## [Exercise task]
Reproduce the material in full, unchanged.

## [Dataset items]
★ ★ ★ ★

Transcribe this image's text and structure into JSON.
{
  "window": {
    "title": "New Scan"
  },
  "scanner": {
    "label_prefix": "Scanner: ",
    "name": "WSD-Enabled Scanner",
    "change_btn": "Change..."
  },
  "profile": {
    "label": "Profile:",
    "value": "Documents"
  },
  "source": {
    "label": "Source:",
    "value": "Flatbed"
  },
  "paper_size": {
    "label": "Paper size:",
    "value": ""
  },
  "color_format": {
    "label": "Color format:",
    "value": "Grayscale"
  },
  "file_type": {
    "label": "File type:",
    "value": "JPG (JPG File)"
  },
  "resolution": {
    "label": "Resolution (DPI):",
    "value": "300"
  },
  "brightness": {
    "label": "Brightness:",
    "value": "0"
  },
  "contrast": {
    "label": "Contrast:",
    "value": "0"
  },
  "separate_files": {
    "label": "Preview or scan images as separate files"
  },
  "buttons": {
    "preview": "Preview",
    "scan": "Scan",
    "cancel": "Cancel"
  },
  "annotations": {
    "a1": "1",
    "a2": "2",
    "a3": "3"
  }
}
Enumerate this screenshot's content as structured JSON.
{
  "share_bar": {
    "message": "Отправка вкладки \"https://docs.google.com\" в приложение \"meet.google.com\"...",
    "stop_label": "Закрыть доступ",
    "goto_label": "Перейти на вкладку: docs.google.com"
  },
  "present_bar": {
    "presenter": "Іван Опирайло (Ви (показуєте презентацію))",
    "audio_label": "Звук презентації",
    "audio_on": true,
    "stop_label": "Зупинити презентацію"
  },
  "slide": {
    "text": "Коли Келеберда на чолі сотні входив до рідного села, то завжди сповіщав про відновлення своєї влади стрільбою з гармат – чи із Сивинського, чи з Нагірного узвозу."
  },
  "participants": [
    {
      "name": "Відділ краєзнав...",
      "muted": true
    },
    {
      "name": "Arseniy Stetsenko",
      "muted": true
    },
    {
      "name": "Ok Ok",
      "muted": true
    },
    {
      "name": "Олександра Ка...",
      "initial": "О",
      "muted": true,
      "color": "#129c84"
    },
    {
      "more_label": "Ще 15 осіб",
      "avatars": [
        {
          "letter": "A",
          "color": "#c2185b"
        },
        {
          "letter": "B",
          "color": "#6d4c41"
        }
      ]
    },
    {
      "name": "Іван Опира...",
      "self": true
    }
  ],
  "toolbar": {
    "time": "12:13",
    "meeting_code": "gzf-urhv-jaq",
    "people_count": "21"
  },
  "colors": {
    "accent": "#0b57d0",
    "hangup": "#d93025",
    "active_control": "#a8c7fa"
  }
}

★ ★ ★ ★

## [Response for this exercise]
Transcribe this image's text and structure into JSON.
{
  "window": {
    "title": "New Scan"
  },
  "scanner": {
    "label_prefix": "Scanner: ",
    "name": "WSD-Enabled Scanner",
    "change_btn": "Change..."
  },
  "profile": {
    "label": "Profile:",
    "value": "Documents"
  },
  "source": {
    "label": "Source:",
    "value": "Flatbed"
  },
  "paper_size": {
    "label": "Paper size:",
    "value": ""
  },
  "color_format": {
    "label": "Color format:",
    "value": "Grayscale"
  },
  "file_type": {
    "label": "File type:",
    "value": "JPG (JPG File)"
  },
  "resolution": {
    "label": "Resolution (DPI):",
    "value": "300"
  },
  "brightness": {
    "label": "Brightness:",
    "value": "0"
  },
  "contrast": {
    "label": "Contrast:",
    "value": "0"
  },
  "separate_files": {
    "label": "Preview or scan images as separate files"
  },
  "buttons": {
    "preview": "Preview",
    "scan": "Scan",
    "cancel": "Cancel"
  },
  "annotations": {
    "a1": "1",
    "a2": "2",
    "a3": "3"
  }
}
Enumerate this screenshot's content as structured JSON.
{
  "share_bar": {
    "message": "Отправка вкладки \"https://docs.google.com\" в приложение \"meet.google.com\"...",
    "stop_label": "Закрыть доступ",
    "goto_label": "Перейти на вкладку: docs.google.com"
  },
  "present_bar": {
    "presenter": "Іван Опирайло (Ви (показуєте презентацію))",
    "audio_label": "Звук презентації",
    "audio_on": true,
    "stop_label": "Зупинити презентацію"
  },
  "slide": {
    "text": "Коли Келеберда на чолі сотні входив до рідного села, то завжди сповіщав про відновлення своєї влади стрільбою з гармат – чи із Сивинського, чи з Нагірного узвозу."
  },
  "participants": [
    {
      "name": "Відділ краєзнав...",
      "muted": true
    },
    {
      "name": "Arseniy Stetsenko",
      "muted": true
    },
    {
      "name": "Ok Ok",
      "muted": true
    },
    {
      "name": "Олександра Ка...",
      "initial": "О",
      "muted": true,
      "color": "#129c84"
    },
    {
      "more_label": "Ще 15 осіб",
      "avatars": [
        {
          "letter": "A",
          "color": "#c2185b"
        },
        {
          "letter": "B",
          "color": "#6d4c41"
        }
      ]
    },
    {
      "name": "Іван Опира...",
      "self": true
    }
  ],
  "toolbar": {
    "time": "12:13",
    "meeting_code": "gzf-urhv-jaq",
    "people_count": "21"
  },
  "colors": {
    "accent": "#0b57d0",
    "hangup": "#d93025",
    "active_control": "#a8c7fa"
  }
}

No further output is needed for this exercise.